Task to complete → Write out every line of the material as it stands, apart from the pictures.

Dataset items:
+++
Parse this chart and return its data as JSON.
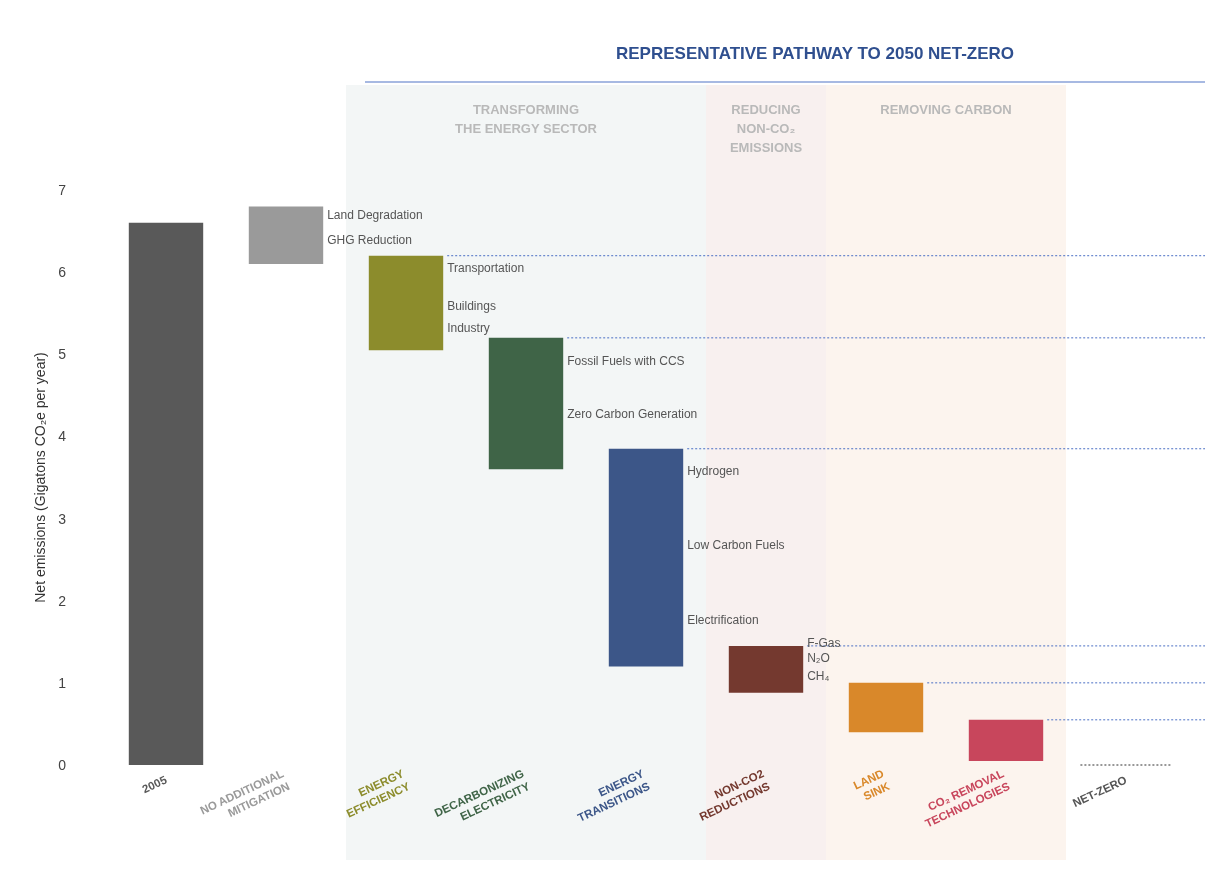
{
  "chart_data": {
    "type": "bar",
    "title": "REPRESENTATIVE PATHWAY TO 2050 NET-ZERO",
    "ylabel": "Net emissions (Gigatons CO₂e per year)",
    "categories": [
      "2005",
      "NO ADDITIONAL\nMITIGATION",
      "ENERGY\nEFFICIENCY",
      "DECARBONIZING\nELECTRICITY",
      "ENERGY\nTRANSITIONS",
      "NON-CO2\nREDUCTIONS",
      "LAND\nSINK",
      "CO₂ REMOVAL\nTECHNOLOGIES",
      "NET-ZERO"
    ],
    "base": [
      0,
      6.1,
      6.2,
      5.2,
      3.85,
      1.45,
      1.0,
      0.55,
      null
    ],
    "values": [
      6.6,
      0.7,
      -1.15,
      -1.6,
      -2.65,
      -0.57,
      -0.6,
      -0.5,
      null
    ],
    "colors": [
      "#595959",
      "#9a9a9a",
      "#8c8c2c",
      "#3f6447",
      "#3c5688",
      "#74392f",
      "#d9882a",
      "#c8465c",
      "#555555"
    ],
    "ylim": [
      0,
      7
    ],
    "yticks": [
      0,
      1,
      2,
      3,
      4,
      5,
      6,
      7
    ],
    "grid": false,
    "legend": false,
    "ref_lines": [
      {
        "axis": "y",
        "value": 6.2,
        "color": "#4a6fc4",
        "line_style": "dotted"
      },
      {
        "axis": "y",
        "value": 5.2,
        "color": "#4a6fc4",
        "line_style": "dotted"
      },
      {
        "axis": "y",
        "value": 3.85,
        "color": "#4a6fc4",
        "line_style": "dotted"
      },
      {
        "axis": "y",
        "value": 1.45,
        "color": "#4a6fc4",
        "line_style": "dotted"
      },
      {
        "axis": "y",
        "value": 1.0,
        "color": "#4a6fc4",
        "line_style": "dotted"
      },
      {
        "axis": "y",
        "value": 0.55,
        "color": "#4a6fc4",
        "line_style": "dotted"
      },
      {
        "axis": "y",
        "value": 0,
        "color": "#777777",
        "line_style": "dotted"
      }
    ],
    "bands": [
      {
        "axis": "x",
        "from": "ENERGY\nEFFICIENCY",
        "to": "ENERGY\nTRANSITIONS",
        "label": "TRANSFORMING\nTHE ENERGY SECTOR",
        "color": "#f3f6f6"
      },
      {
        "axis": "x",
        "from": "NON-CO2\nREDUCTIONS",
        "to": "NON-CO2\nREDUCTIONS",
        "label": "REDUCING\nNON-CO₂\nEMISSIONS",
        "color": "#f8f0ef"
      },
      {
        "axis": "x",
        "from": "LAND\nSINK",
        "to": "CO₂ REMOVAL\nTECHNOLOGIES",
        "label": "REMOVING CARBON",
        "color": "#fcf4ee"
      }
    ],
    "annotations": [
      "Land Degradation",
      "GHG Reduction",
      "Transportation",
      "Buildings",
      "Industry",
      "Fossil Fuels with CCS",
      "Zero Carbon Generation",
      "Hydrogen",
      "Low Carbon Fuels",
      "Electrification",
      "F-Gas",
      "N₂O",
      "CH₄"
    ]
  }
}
+++
Answer to the task →
Parse this chart and return its data as JSON.
{
  "chart_data": {
    "type": "bar",
    "title": "REPRESENTATIVE PATHWAY TO 2050 NET-ZERO",
    "ylabel": "Net emissions (Gigatons CO₂e per year)",
    "categories": [
      "2005",
      "NO ADDITIONAL\nMITIGATION",
      "ENERGY\nEFFICIENCY",
      "DECARBONIZING\nELECTRICITY",
      "ENERGY\nTRANSITIONS",
      "NON-CO2\nREDUCTIONS",
      "LAND\nSINK",
      "CO₂ REMOVAL\nTECHNOLOGIES",
      "NET-ZERO"
    ],
    "base": [
      0,
      6.1,
      6.2,
      5.2,
      3.85,
      1.45,
      1.0,
      0.55,
      null
    ],
    "values": [
      6.6,
      0.7,
      -1.15,
      -1.6,
      -2.65,
      -0.57,
      -0.6,
      -0.5,
      null
    ],
    "colors": [
      "#595959",
      "#9a9a9a",
      "#8c8c2c",
      "#3f6447",
      "#3c5688",
      "#74392f",
      "#d9882a",
      "#c8465c",
      "#555555"
    ],
    "ylim": [
      0,
      7
    ],
    "yticks": [
      0,
      1,
      2,
      3,
      4,
      5,
      6,
      7
    ],
    "grid": false,
    "legend": false,
    "ref_lines": [
      {
        "axis": "y",
        "value": 6.2,
        "color": "#4a6fc4",
        "line_style": "dotted"
      },
      {
        "axis": "y",
        "value": 5.2,
        "color": "#4a6fc4",
        "line_style": "dotted"
      },
      {
        "axis": "y",
        "value": 3.85,
        "color": "#4a6fc4",
        "line_style": "dotted"
      },
      {
        "axis": "y",
        "value": 1.45,
        "color": "#4a6fc4",
        "line_style": "dotted"
      },
      {
        "axis": "y",
        "value": 1.0,
        "color": "#4a6fc4",
        "line_style": "dotted"
      },
      {
        "axis": "y",
        "value": 0.55,
        "color": "#4a6fc4",
        "line_style": "dotted"
      },
      {
        "axis": "y",
        "value": 0,
        "color": "#777777",
        "line_style": "dotted"
      }
    ],
    "bands": [
      {
        "axis": "x",
        "from": "ENERGY\nEFFICIENCY",
        "to": "ENERGY\nTRANSITIONS",
        "label": "TRANSFORMING\nTHE ENERGY SECTOR",
        "color": "#f3f6f6"
      },
      {
        "axis": "x",
        "from": "NON-CO2\nREDUCTIONS",
        "to": "NON-CO2\nREDUCTIONS",
        "label": "REDUCING\nNON-CO₂\nEMISSIONS",
        "color": "#f8f0ef"
      },
      {
        "axis": "x",
        "from": "LAND\nSINK",
        "to": "CO₂ REMOVAL\nTECHNOLOGIES",
        "label": "REMOVING CARBON",
        "color": "#fcf4ee"
      }
    ],
    "annotations": [
      "Land Degradation",
      "GHG Reduction",
      "Transportation",
      "Buildings",
      "Industry",
      "Fossil Fuels with CCS",
      "Zero Carbon Generation",
      "Hydrogen",
      "Low Carbon Fuels",
      "Electrification",
      "F-Gas",
      "N₂O",
      "CH₄"
    ]
  }
}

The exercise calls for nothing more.